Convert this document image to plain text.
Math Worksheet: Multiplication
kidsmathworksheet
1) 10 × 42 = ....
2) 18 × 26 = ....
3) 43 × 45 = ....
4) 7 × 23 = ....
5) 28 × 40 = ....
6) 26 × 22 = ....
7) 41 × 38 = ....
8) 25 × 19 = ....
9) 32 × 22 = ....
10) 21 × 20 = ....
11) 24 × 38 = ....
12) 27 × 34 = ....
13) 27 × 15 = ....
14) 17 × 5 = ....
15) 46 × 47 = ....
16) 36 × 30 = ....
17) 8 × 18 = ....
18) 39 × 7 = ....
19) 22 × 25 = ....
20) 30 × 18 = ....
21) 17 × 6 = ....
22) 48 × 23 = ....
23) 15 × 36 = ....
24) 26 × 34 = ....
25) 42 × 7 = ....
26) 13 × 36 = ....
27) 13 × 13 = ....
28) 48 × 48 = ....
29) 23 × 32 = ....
-=-=-=-=-
:: Stated problem ::
Extract the full listing above without altering anything.

:: Solution to the exercise ::
Convert this document image to plain text.
Math Worksheet: Multiplication
kidsmathworksheet
1) 10 × 42 = ....
2) 18 × 26 = ....
3) 43 × 45 = ....
4) 7 × 23 = ....
5) 28 × 40 = ....
6) 26 × 22 = ....
7) 41 × 38 = ....
8) 25 × 19 = ....
9) 32 × 22 = ....
10) 21 × 20 = ....
11) 24 × 38 = ....
12) 27 × 34 = ....
13) 27 × 15 = ....
14) 17 × 5 = ....
15) 46 × 47 = ....
16) 36 × 30 = ....
17) 8 × 18 = ....
18) 39 × 7 = ....
19) 22 × 25 = ....
20) 30 × 18 = ....
21) 17 × 6 = ....
22) 48 × 23 = ....
23) 15 × 36 = ....
24) 26 × 34 = ....
25) 42 × 7 = ....
26) 13 × 36 = ....
27) 13 × 13 = ....
28) 48 × 48 = ....
29) 23 × 32 = ....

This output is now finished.